Data entries
--------------------

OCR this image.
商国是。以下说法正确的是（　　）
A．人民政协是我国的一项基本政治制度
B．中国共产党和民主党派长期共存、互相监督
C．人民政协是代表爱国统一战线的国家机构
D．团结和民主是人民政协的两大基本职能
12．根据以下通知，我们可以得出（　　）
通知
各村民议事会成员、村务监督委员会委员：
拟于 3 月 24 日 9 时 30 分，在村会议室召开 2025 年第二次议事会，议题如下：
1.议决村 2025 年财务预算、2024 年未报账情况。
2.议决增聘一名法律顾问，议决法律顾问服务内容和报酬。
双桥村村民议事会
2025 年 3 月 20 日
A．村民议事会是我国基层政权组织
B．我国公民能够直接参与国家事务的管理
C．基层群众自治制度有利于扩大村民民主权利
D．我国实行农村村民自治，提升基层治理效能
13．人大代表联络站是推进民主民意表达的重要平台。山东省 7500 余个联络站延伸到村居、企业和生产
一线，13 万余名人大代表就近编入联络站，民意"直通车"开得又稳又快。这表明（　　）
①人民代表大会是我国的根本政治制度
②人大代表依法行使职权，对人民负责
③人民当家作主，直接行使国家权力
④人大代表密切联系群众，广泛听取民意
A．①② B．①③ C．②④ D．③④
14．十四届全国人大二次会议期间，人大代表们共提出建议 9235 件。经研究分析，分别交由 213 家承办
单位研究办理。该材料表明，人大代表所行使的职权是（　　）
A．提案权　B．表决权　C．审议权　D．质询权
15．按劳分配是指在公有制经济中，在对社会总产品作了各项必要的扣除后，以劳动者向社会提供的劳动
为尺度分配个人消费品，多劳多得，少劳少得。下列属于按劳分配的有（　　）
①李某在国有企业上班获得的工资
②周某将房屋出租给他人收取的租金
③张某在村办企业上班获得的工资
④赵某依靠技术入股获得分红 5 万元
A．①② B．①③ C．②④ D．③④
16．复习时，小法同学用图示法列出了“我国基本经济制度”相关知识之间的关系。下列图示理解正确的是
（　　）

--------------------

__GIVEN TASK__
Every line above should be retyped exactly as given.

__COMPLETE OUTPUT__
OCR this image.
商国是。以下说法正确的是（　　）
A．人民政协是我国的一项基本政治制度
B．中国共产党和民主党派长期共存、互相监督
C．人民政协是代表爱国统一战线的国家机构
D．团结和民主是人民政协的两大基本职能
12．根据以下通知，我们可以得出（　　）
通知
各村民议事会成员、村务监督委员会委员：
拟于 3 月 24 日 9 时 30 分，在村会议室召开 2025 年第二次议事会，议题如下：
1.议决村 2025 年财务预算、2024 年未报账情况。
2.议决增聘一名法律顾问，议决法律顾问服务内容和报酬。
双桥村村民议事会
2025 年 3 月 20 日
A．村民议事会是我国基层政权组织
B．我国公民能够直接参与国家事务的管理
C．基层群众自治制度有利于扩大村民民主权利
D．我国实行农村村民自治，提升基层治理效能
13．人大代表联络站是推进民主民意表达的重要平台。山东省 7500 余个联络站延伸到村居、企业和生产
一线，13 万余名人大代表就近编入联络站，民意"直通车"开得又稳又快。这表明（　　）
①人民代表大会是我国的根本政治制度
②人大代表依法行使职权，对人民负责
③人民当家作主，直接行使国家权力
④人大代表密切联系群众，广泛听取民意
A．①② B．①③ C．②④ D．③④
14．十四届全国人大二次会议期间，人大代表们共提出建议 9235 件。经研究分析，分别交由 213 家承办
单位研究办理。该材料表明，人大代表所行使的职权是（　　）
A．提案权　B．表决权　C．审议权　D．质询权
15．按劳分配是指在公有制经济中，在对社会总产品作了各项必要的扣除后，以劳动者向社会提供的劳动
为尺度分配个人消费品，多劳多得，少劳少得。下列属于按劳分配的有（　　）
①李某在国有企业上班获得的工资
②周某将房屋出租给他人收取的租金
③张某在村办企业上班获得的工资
④赵某依靠技术入股获得分红 5 万元
A．①② B．①③ C．②④ D．③④
16．复习时，小法同学用图示法列出了“我国基本经济制度”相关知识之间的关系。下列图示理解正确的是
（　　）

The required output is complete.